Document excerpt -
As others have said - its really natural to find it hard in a new place with new people at first, especially for an introvert, or someone who's not the most comfortable in social situations..

ok now what to do about it! I think its a BRILLIANT idea joining societies! even if you dont stay till the end at first - its a brilliant start As others have said - a place like the Christian society may be more likely to be more accepting/ friendlier than some others (eg football) though - you never do know.. I think it's unrealistic to expect people to miss you if they dont yet know how wonderful you are (you havent given them the chance if you havent spoken to them yet!) But Stick to it - keep going! dont give up! and then they'll see how great you truly are! I think its awesomely brave of you to have made the effort to go already.

Next: forget about what you've been like in the past: it doesnt matter if you've had successful friendships before or not. Nothing's ever set in stone. Behaviours eg being quiet isnt who you are. And behaviours can change. What matters is what you do NOW. You can choose how you sculpt your life.

Stated exercise 1 -
Answer these questions about the advice post, one line each:
(a) Which society does it suggest may be more accepting or friendlier than some others?
(b) Which society does it give as an example of those others?
(c) In the paragraph beginning "Next: forget about", what does it say matters?
Stated exercise 2 - Rewrite the paragraph of the advice post that begins "Next: forget about what you've been like in the past" as a short bulleted list, keeping its main points.

Dataset entries -

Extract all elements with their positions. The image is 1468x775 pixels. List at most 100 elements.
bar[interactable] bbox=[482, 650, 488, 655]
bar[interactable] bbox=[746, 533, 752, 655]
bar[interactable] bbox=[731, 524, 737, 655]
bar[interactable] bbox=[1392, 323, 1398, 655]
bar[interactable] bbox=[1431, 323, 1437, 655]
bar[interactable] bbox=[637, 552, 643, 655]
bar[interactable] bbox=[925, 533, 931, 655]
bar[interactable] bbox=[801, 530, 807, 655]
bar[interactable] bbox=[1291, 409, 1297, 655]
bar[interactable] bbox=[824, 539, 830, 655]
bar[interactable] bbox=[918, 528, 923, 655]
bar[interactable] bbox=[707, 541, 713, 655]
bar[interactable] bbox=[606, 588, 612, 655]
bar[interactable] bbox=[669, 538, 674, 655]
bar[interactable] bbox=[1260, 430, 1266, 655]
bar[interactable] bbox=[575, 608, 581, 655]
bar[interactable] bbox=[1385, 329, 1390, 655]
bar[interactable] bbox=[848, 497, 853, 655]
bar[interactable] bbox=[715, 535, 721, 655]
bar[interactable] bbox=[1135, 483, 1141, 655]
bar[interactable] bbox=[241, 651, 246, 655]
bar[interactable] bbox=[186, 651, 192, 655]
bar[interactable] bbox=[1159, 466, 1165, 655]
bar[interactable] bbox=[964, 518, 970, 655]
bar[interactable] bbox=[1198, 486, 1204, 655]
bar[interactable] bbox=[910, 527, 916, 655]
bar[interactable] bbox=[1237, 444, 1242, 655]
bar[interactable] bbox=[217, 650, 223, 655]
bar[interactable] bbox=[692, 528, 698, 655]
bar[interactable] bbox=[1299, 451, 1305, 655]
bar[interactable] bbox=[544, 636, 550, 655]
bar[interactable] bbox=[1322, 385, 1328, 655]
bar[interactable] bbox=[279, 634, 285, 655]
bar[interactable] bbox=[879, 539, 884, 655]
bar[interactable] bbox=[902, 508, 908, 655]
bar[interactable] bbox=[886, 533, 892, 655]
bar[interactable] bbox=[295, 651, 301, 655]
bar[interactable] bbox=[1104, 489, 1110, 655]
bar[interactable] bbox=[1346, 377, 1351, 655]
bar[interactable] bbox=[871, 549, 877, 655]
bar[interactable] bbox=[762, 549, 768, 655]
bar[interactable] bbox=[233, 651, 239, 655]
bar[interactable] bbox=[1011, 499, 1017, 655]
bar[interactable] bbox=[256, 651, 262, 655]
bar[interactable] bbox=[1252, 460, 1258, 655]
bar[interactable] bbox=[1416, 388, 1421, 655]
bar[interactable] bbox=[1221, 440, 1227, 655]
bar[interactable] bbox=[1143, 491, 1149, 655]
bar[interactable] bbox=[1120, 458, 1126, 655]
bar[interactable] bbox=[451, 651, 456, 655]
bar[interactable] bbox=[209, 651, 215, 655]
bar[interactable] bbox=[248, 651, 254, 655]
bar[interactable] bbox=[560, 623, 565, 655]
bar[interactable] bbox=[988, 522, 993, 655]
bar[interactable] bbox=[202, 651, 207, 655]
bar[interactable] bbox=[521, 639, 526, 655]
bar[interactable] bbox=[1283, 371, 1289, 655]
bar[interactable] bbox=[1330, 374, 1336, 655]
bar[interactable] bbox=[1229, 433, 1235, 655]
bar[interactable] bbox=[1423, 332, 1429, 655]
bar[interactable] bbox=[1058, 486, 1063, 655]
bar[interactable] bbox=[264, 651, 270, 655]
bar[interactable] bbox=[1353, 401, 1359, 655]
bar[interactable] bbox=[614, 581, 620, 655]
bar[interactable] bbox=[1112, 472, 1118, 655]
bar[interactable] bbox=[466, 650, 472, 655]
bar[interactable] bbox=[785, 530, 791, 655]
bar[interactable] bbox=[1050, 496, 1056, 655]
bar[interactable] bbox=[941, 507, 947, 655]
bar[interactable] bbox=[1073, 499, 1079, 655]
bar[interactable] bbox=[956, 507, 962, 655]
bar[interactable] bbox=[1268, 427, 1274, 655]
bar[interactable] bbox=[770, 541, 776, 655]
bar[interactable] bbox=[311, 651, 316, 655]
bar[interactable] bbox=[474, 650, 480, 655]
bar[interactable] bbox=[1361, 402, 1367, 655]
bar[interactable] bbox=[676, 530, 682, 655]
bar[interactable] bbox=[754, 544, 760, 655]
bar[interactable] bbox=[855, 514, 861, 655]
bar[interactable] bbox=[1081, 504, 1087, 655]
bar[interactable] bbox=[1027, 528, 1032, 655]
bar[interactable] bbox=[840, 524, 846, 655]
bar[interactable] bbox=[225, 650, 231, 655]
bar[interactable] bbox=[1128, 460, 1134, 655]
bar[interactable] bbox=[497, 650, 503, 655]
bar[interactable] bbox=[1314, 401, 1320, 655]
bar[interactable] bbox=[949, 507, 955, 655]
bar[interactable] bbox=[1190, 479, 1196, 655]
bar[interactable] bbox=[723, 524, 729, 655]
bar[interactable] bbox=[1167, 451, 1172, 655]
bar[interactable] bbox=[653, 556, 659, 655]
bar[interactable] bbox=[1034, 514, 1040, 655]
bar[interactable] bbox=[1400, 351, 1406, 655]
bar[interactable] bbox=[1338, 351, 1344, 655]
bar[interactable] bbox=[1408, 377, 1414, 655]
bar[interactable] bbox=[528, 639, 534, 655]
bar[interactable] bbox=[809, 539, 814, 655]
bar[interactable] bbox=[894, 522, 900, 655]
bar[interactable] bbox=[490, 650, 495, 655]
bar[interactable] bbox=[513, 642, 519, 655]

Exercise output 1 -
(a) The Christian society
(b) Football
(c) What you do now

Exercise output 2 -
- Forget what you've been like in the past; it doesn't matter whether you've had successful friendships before.
- Nothing is ever set in stone.
- Behaviors such as being quiet aren't who you are, and behaviors can change.
- What matters is what you do now.
- You can choose how you sculpt your life.